**WHAT YOU WILL DO:**
Report only the number of lines in this material that include the string "Percent".
>> Start DATA FOR THE TASK
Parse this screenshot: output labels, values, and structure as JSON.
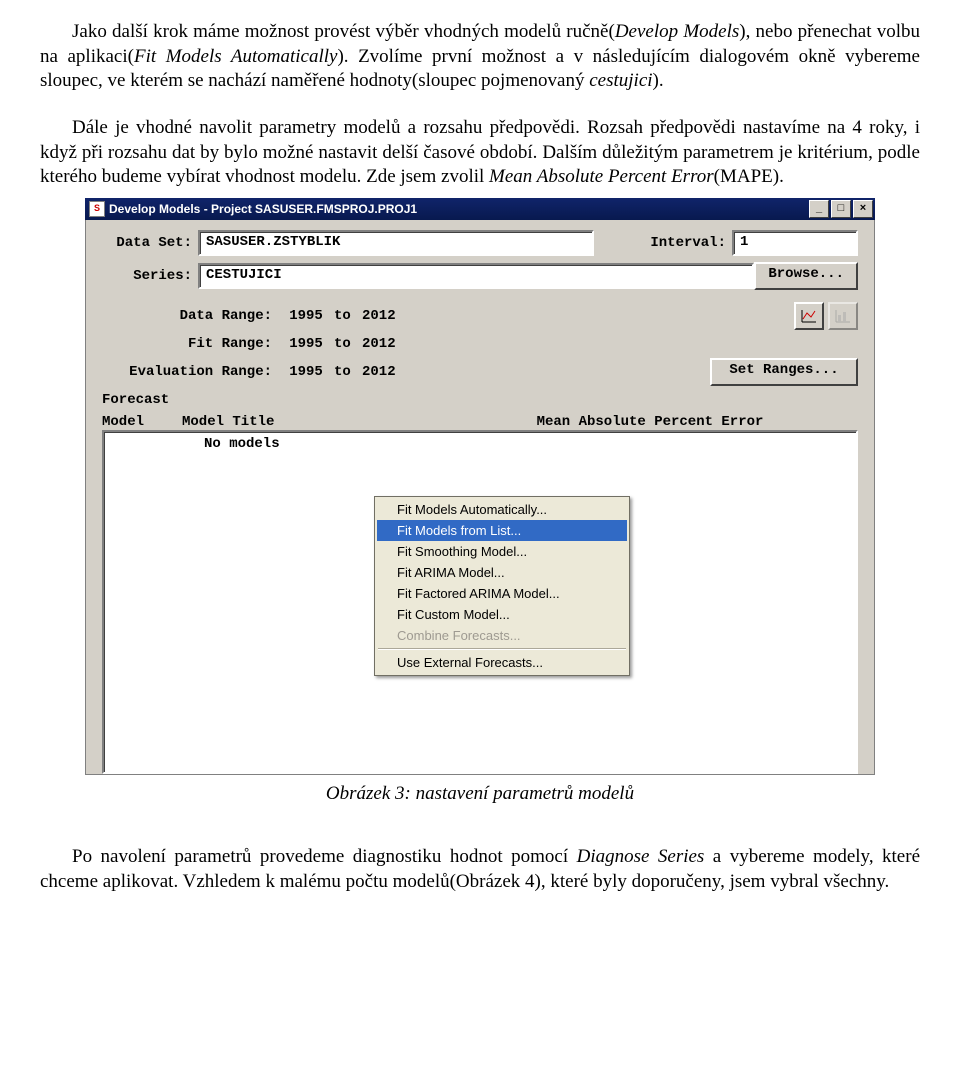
{
  "para1": "Jako další krok máme možnost provést výběr vhodných modelů ručně(",
  "para1a": "Develop Models",
  "para1b": "), nebo přenechat volbu na aplikaci(",
  "para1c": "Fit Models Automatically",
  "para1d": "). Zvolíme první možnost a v následujícím dialogovém okně vybereme sloupec, ve kterém se nachází naměřené hodnoty(sloupec pojmenovaný ",
  "para1e": "cestujici",
  "para1f": ").",
  "para2a": "Dále je vhodné navolit parametry modelů a rozsahu předpovědi. Rozsah předpovědi nastavíme na 4 roky, i když při rozsahu dat by bylo možné nastavit delší časové období. Dalším důležitým parametrem je kritérium, podle kterého budeme vybírat vhodnost modelu. Zde jsem zvolil ",
  "para2b": "Mean Absolute Percent Error",
  "para2c": "(MAPE).",
  "dialog": {
    "title": "Develop Models - Project SASUSER.FMSPROJ.PROJ1",
    "labels": {
      "dataSet": "Data Set:",
      "series": "Series:",
      "interval": "Interval:",
      "dataRange": "Data Range:",
      "fitRange": "Fit Range:",
      "evalRange": "Evaluation Range:",
      "to": "to",
      "forecast": "Forecast",
      "model": "Model",
      "modelTitle": "Model Title",
      "metric": "Mean Absolute Percent Error",
      "noModels": "No models"
    },
    "values": {
      "dataSet": "SASUSER.ZSTYBLIK",
      "series": "CESTUJICI",
      "interval": "1",
      "y1": "1995",
      "y2": "2012"
    },
    "buttons": {
      "browse": "Browse...",
      "setRanges": "Set Ranges..."
    },
    "menu": {
      "m1": "Fit Models Automatically...",
      "m2": "Fit Models from List...",
      "m3": "Fit Smoothing Model...",
      "m4": "Fit ARIMA Model...",
      "m5": "Fit Factored ARIMA Model...",
      "m6": "Fit Custom Model...",
      "m7": "Combine Forecasts...",
      "m8": "Use External Forecasts..."
    }
  },
  "caption": "Obrázek 3: nastavení parametrů modelů",
  "para3a": "Po navolení parametrů provedeme diagnostiku hodnot pomocí ",
  "para3b": "Diagnose Series",
  "para3c": " a vybereme modely, které chceme aplikovat. Vzhledem k malému počtu modelů(Obrázek 4), které byly doporučeny, jsem vybral všechny."
}
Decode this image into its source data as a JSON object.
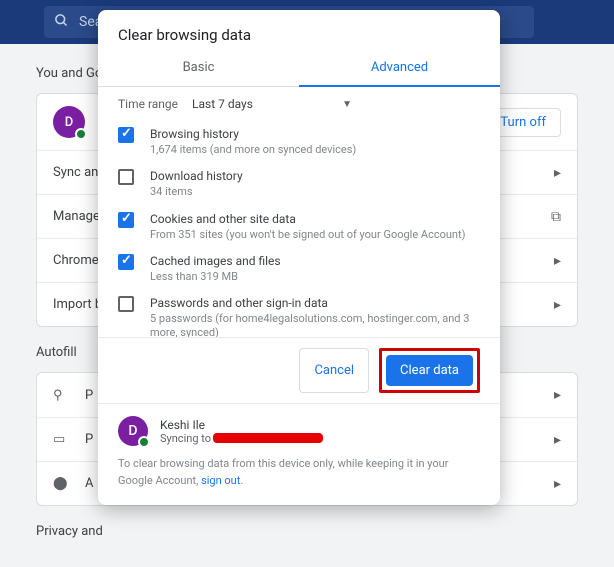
{
  "background": {
    "search_placeholder": "Sea",
    "section_you": "You and Go",
    "avatar_letter": "D",
    "turn_off": "Turn off",
    "rows": {
      "sync": "Sync and",
      "manage": "Manage",
      "chrome": "Chrome",
      "import": "Import b"
    },
    "section_autofill": "Autofill",
    "autofill_rows": {
      "p1": "P",
      "p2": "P",
      "a": "A"
    },
    "section_privacy": "Privacy and"
  },
  "modal": {
    "title": "Clear browsing data",
    "tabs": {
      "basic": "Basic",
      "advanced": "Advanced"
    },
    "time_range_label": "Time range",
    "time_range_value": "Last 7 days",
    "items": [
      {
        "checked": true,
        "title": "Browsing history",
        "sub": "1,674 items (and more on synced devices)"
      },
      {
        "checked": false,
        "title": "Download history",
        "sub": "34 items"
      },
      {
        "checked": true,
        "title": "Cookies and other site data",
        "sub": "From 351 sites (you won't be signed out of your Google Account)"
      },
      {
        "checked": true,
        "title": "Cached images and files",
        "sub": "Less than 319 MB"
      },
      {
        "checked": false,
        "title": "Passwords and other sign-in data",
        "sub": "5 passwords (for home4legalsolutions.com, hostinger.com, and 3 more, synced)"
      }
    ],
    "cancel": "Cancel",
    "clear": "Clear data",
    "footer_user": {
      "avatar": "D",
      "name": "Keshi Ile",
      "sync": "Syncing to"
    },
    "footer_note_pre": "To clear browsing data from this device only, while keeping it in your Google Account, ",
    "footer_note_link": "sign out",
    "footer_note_post": "."
  }
}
>> End DATA FOR THE TASK
**EXERCISE RESULT:**
2